WORK TO COMPLETE: Within the records that follow, find every line containing the string "Shopping". Copy those lines.

EXERCISE MATERIALS:
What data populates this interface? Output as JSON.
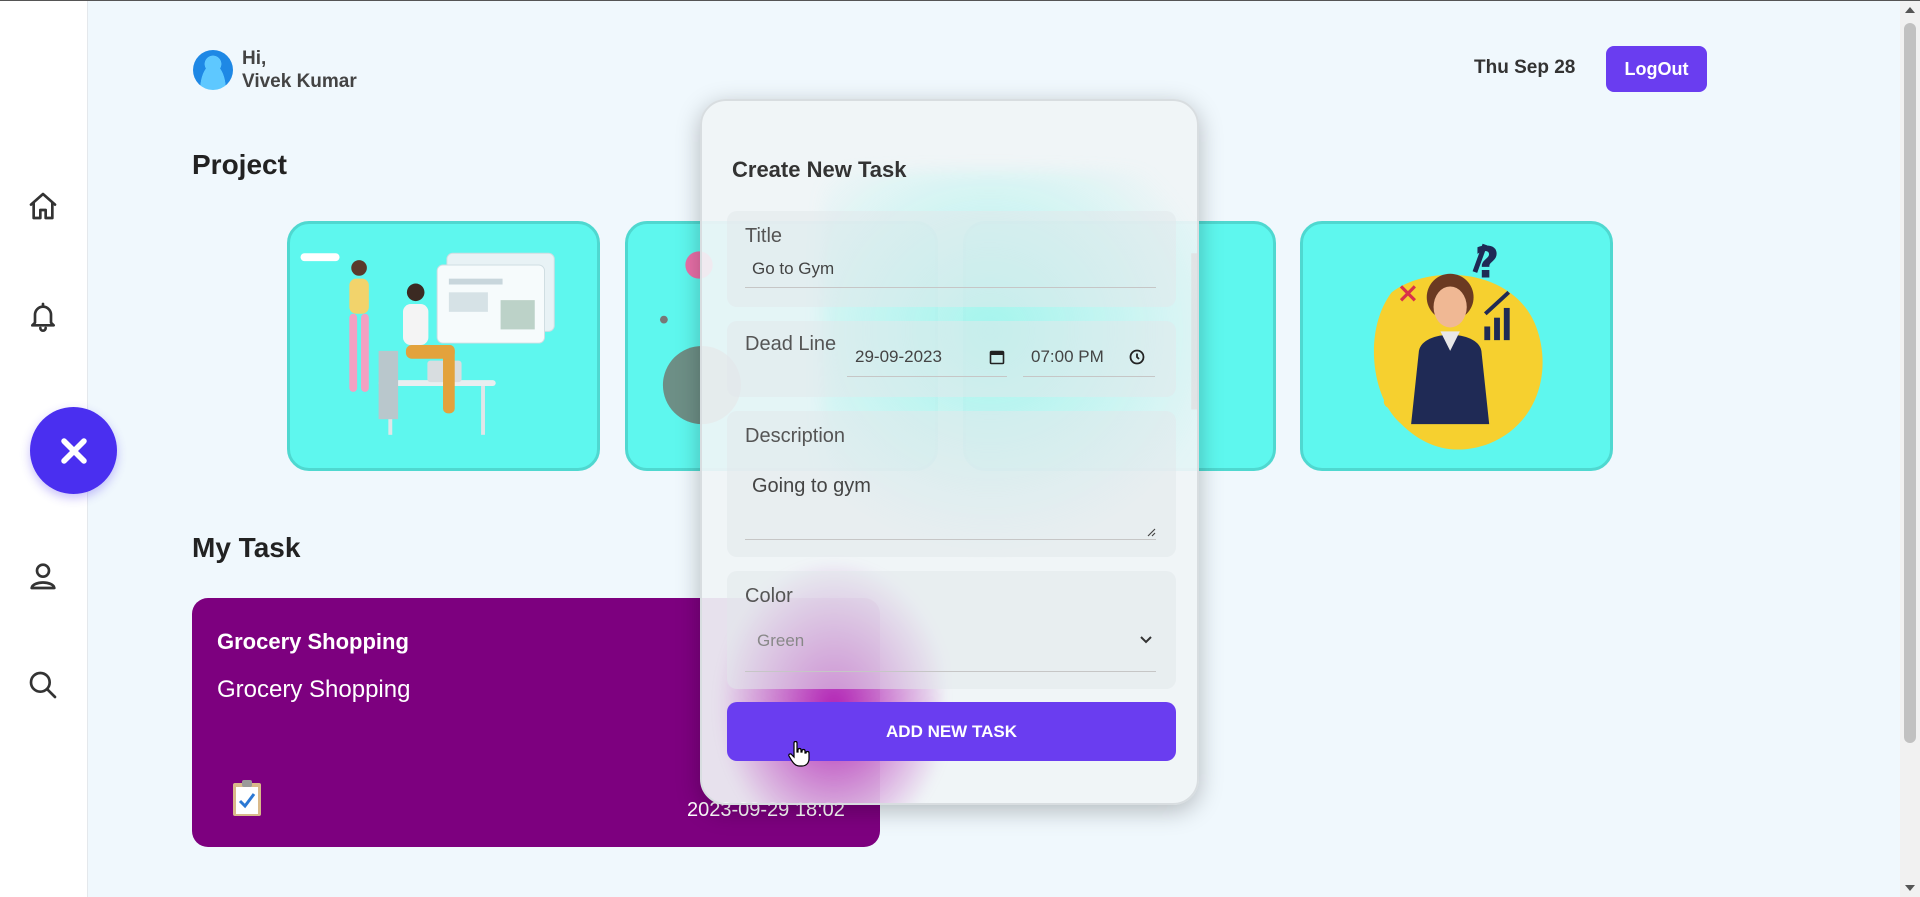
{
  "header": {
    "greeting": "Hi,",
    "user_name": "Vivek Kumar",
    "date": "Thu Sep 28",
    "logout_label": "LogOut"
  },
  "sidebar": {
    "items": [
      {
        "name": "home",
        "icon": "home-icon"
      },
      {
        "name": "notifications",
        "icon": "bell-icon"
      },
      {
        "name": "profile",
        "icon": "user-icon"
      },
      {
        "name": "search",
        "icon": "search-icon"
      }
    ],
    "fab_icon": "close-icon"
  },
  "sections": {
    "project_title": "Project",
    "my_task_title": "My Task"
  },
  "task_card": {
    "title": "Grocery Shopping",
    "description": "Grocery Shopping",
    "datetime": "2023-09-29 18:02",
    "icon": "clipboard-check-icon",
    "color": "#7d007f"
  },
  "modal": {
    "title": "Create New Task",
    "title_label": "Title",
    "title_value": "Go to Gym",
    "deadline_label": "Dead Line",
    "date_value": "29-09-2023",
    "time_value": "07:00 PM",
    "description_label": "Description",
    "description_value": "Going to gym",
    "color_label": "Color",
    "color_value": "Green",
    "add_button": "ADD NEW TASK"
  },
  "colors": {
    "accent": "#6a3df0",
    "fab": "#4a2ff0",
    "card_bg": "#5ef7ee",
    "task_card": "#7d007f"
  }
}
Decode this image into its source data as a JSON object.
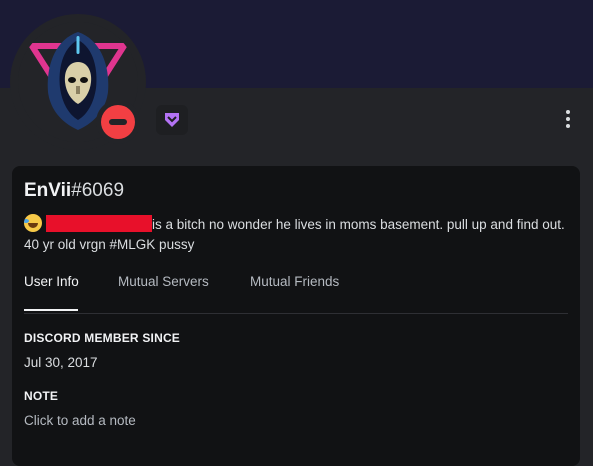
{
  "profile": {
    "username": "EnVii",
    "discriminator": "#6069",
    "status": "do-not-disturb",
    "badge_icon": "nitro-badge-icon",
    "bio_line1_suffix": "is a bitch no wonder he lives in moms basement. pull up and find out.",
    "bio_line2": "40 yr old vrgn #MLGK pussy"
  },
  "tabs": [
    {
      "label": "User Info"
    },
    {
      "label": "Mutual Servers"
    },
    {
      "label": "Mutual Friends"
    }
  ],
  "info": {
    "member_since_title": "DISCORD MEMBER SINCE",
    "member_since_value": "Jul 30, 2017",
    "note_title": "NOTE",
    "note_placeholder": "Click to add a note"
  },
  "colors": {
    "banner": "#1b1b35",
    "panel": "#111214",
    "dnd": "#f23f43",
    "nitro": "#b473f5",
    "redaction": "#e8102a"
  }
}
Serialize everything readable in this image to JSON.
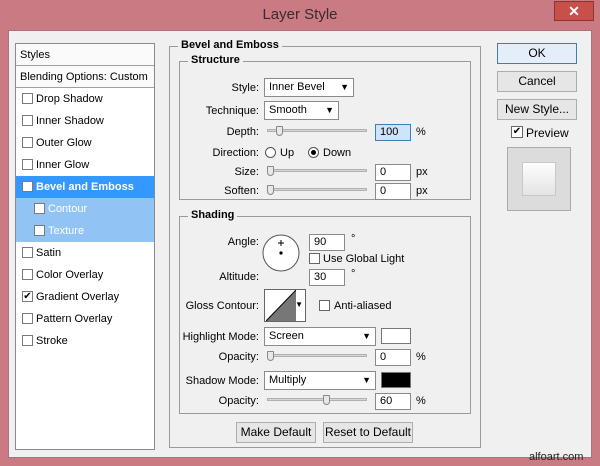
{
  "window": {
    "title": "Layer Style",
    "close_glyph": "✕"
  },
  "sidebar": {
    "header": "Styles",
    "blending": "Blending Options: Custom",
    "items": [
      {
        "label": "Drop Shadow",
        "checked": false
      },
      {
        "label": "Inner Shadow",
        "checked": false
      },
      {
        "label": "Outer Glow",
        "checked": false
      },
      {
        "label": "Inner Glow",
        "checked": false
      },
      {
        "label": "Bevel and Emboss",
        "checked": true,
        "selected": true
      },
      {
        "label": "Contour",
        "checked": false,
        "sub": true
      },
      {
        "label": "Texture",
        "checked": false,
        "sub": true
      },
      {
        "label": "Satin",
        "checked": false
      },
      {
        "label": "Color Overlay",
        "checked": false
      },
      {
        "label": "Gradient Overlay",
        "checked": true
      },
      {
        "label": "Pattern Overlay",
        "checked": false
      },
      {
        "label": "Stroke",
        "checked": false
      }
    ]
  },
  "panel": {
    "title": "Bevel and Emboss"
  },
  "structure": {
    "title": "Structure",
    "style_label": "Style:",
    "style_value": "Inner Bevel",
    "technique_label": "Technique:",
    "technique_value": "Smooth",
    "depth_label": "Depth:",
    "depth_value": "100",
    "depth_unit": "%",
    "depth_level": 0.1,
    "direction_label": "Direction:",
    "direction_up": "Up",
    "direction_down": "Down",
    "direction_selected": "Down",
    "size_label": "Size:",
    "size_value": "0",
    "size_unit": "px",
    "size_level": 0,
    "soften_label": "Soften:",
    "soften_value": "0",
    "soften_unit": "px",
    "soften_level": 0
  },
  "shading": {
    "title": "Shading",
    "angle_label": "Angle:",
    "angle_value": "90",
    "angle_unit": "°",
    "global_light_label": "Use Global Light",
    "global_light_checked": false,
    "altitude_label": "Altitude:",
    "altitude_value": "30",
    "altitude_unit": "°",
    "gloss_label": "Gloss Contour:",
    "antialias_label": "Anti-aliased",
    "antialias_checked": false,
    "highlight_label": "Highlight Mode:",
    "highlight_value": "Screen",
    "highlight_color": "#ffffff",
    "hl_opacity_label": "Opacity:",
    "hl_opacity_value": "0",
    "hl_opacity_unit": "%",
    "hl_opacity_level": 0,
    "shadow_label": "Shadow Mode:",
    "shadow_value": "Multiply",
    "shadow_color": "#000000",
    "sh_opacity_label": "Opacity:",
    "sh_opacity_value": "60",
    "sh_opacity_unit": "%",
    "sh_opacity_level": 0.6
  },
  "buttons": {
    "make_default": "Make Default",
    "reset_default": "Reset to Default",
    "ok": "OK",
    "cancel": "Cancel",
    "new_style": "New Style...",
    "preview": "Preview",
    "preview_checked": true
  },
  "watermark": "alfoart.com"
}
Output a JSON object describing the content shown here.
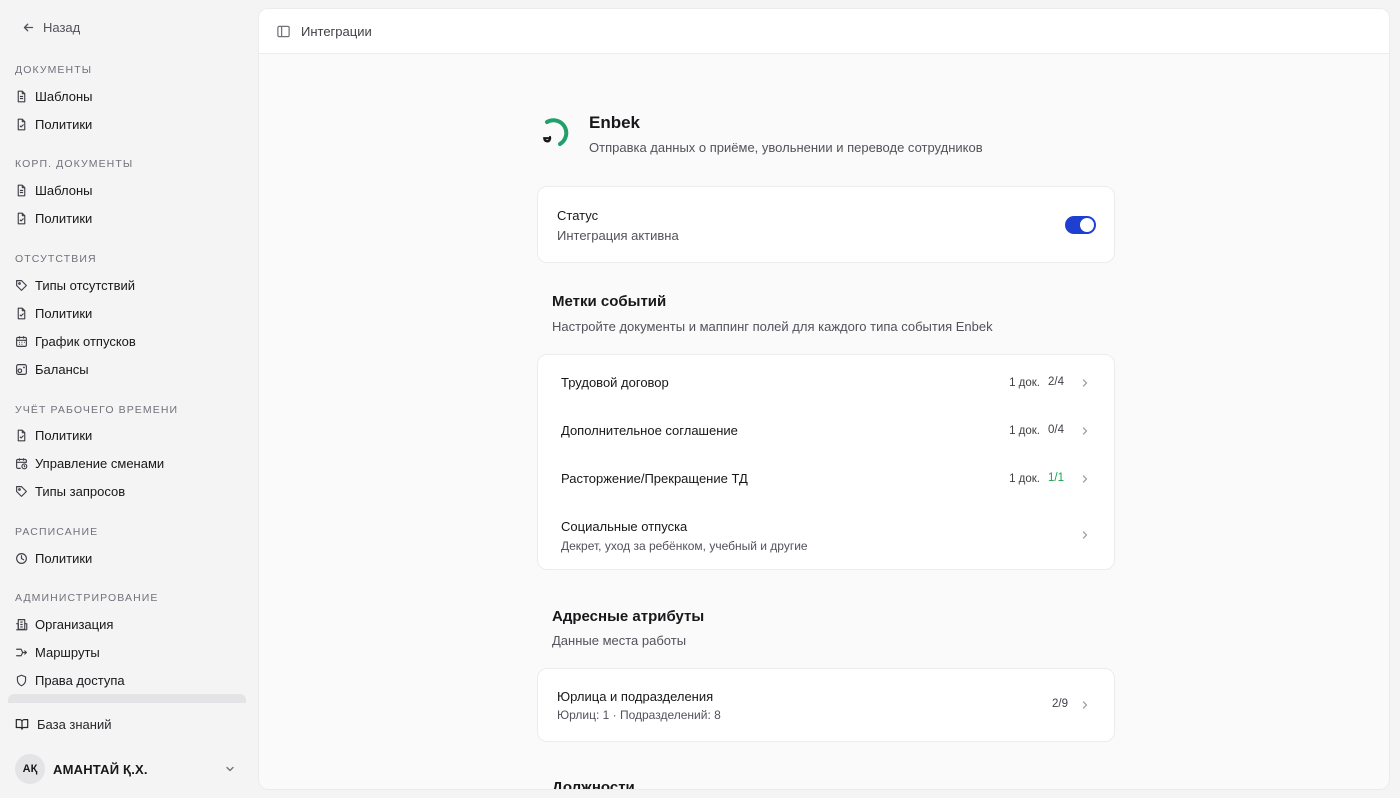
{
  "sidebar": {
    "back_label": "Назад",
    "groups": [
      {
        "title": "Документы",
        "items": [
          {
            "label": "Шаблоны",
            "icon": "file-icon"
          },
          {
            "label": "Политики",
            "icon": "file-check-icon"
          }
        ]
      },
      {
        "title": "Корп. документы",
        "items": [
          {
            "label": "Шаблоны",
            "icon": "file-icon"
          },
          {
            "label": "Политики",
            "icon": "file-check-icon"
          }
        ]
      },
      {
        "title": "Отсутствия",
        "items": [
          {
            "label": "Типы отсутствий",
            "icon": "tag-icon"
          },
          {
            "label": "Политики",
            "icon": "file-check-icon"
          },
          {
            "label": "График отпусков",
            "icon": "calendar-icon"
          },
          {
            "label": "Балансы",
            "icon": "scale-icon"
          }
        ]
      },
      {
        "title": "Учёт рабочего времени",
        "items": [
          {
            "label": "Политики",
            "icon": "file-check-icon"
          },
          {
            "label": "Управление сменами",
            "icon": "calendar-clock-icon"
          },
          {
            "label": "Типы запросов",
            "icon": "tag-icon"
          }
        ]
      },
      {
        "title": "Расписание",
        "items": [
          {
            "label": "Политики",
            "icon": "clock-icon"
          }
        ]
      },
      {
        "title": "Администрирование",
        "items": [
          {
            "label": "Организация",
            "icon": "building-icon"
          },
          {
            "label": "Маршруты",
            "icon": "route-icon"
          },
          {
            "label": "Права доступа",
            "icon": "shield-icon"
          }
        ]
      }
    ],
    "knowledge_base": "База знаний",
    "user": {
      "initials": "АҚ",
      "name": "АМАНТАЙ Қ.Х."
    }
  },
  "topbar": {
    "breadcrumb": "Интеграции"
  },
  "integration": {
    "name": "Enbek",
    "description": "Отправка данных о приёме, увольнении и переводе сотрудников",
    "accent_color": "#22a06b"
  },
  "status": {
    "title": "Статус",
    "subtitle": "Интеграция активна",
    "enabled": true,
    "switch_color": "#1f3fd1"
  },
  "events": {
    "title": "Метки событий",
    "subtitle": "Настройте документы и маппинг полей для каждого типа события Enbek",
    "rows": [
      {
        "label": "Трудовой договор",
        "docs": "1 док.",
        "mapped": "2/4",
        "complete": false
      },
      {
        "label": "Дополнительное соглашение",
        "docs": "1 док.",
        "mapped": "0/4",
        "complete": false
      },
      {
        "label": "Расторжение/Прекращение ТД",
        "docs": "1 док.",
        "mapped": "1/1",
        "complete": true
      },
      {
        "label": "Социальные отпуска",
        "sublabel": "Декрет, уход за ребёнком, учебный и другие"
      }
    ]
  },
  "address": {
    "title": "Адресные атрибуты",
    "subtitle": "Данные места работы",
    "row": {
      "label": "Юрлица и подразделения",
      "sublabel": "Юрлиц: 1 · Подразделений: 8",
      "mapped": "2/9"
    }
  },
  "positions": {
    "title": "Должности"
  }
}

WORKED SOLUTION:
    "title": "Grocery Shopping",
    "description": "Grocery Shopping",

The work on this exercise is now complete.